* [Problem statement]:
Write out all entries word for word.

· · · · · · ·

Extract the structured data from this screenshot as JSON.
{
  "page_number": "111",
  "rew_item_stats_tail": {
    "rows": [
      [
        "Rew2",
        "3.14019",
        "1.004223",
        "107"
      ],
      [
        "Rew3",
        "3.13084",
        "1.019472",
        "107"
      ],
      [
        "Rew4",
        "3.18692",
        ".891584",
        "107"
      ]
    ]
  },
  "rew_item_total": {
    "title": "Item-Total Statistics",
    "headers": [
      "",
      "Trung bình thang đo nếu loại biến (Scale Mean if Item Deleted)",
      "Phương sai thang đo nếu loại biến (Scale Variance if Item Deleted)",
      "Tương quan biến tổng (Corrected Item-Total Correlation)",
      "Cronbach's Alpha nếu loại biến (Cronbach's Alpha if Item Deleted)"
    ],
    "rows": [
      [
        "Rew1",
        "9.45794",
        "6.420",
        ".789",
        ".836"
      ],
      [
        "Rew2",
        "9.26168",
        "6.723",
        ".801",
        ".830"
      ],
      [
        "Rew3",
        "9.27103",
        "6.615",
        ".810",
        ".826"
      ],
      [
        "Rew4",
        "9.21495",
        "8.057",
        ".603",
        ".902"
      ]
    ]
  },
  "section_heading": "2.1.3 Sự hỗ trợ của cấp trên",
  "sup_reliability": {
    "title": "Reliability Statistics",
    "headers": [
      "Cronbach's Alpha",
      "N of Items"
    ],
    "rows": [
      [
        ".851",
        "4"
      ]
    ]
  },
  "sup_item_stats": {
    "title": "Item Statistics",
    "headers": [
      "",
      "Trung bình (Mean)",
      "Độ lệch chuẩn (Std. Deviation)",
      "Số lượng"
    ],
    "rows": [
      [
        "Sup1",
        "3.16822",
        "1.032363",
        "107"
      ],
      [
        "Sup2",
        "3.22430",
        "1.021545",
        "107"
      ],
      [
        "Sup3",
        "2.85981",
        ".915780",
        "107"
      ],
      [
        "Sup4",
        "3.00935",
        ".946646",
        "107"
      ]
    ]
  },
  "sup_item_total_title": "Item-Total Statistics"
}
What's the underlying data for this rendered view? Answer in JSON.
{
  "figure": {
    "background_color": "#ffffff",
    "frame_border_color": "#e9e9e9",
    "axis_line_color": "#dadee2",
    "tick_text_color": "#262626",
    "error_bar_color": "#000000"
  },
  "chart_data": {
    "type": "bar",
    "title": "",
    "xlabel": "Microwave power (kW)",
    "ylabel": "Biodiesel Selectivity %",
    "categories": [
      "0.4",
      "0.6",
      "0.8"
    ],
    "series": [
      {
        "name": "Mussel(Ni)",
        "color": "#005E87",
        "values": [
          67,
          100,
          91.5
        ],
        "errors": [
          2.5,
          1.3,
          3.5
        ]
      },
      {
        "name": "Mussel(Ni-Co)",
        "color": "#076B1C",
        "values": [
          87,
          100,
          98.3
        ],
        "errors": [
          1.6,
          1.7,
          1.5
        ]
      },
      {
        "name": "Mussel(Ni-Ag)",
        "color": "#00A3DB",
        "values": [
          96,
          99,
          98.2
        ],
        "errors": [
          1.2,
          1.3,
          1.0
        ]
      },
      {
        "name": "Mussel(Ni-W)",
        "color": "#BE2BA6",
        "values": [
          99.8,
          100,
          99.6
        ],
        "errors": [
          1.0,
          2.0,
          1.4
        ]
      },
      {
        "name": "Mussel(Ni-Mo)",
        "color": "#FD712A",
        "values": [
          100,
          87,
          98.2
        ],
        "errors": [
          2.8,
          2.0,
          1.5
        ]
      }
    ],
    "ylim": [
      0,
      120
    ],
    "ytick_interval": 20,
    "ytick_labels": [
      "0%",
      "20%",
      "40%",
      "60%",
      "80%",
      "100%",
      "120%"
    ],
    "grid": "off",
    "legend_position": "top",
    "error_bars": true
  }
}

· · · · · · ·

* [Full response]:
Extract the structured data from this screenshot as JSON.
{
  "page_number": "111",
  "rew_item_stats_tail": {
    "rows": [
      [
        "Rew2",
        "3.14019",
        "1.004223",
        "107"
      ],
      [
        "Rew3",
        "3.13084",
        "1.019472",
        "107"
      ],
      [
        "Rew4",
        "3.18692",
        ".891584",
        "107"
      ]
    ]
  },
  "rew_item_total": {
    "title": "Item-Total Statistics",
    "headers": [
      "",
      "Trung bình thang đo nếu loại biến (Scale Mean if Item Deleted)",
      "Phương sai thang đo nếu loại biến (Scale Variance if Item Deleted)",
      "Tương quan biến tổng (Corrected Item-Total Correlation)",
      "Cronbach's Alpha nếu loại biến (Cronbach's Alpha if Item Deleted)"
    ],
    "rows": [
      [
        "Rew1",
        "9.45794",
        "6.420",
        ".789",
        ".836"
      ],
      [
        "Rew2",
        "9.26168",
        "6.723",
        ".801",
        ".830"
      ],
      [
        "Rew3",
        "9.27103",
        "6.615",
        ".810",
        ".826"
      ],
      [
        "Rew4",
        "9.21495",
        "8.057",
        ".603",
        ".902"
      ]
    ]
  },
  "section_heading": "2.1.3 Sự hỗ trợ của cấp trên",
  "sup_reliability": {
    "title": "Reliability Statistics",
    "headers": [
      "Cronbach's Alpha",
      "N of Items"
    ],
    "rows": [
      [
        ".851",
        "4"
      ]
    ]
  },
  "sup_item_stats": {
    "title": "Item Statistics",
    "headers": [
      "",
      "Trung bình (Mean)",
      "Độ lệch chuẩn (Std. Deviation)",
      "Số lượng"
    ],
    "rows": [
      [
        "Sup1",
        "3.16822",
        "1.032363",
        "107"
      ],
      [
        "Sup2",
        "3.22430",
        "1.021545",
        "107"
      ],
      [
        "Sup3",
        "2.85981",
        ".915780",
        "107"
      ],
      [
        "Sup4",
        "3.00935",
        ".946646",
        "107"
      ]
    ]
  },
  "sup_item_total_title": "Item-Total Statistics"
}
What's the underlying data for this rendered view? Answer in JSON.
{
  "figure": {
    "background_color": "#ffffff",
    "frame_border_color": "#e9e9e9",
    "axis_line_color": "#dadee2",
    "tick_text_color": "#262626",
    "error_bar_color": "#000000"
  },
  "chart_data": {
    "type": "bar",
    "title": "",
    "xlabel": "Microwave power (kW)",
    "ylabel": "Biodiesel Selectivity %",
    "categories": [
      "0.4",
      "0.6",
      "0.8"
    ],
    "series": [
      {
        "name": "Mussel(Ni)",
        "color": "#005E87",
        "values": [
          67,
          100,
          91.5
        ],
        "errors": [
          2.5,
          1.3,
          3.5
        ]
      },
      {
        "name": "Mussel(Ni-Co)",
        "color": "#076B1C",
        "values": [
          87,
          100,
          98.3
        ],
        "errors": [
          1.6,
          1.7,
          1.5
        ]
      },
      {
        "name": "Mussel(Ni-Ag)",
        "color": "#00A3DB",
        "values": [
          96,
          99,
          98.2
        ],
        "errors": [
          1.2,
          1.3,
          1.0
        ]
      },
      {
        "name": "Mussel(Ni-W)",
        "color": "#BE2BA6",
        "values": [
          99.8,
          100,
          99.6
        ],
        "errors": [
          1.0,
          2.0,
          1.4
        ]
      },
      {
        "name": "Mussel(Ni-Mo)",
        "color": "#FD712A",
        "values": [
          100,
          87,
          98.2
        ],
        "errors": [
          2.8,
          2.0,
          1.5
        ]
      }
    ],
    "ylim": [
      0,
      120
    ],
    "ytick_interval": 20,
    "ytick_labels": [
      "0%",
      "20%",
      "40%",
      "60%",
      "80%",
      "100%",
      "120%"
    ],
    "grid": "off",
    "legend_position": "top",
    "error_bars": true
  }
}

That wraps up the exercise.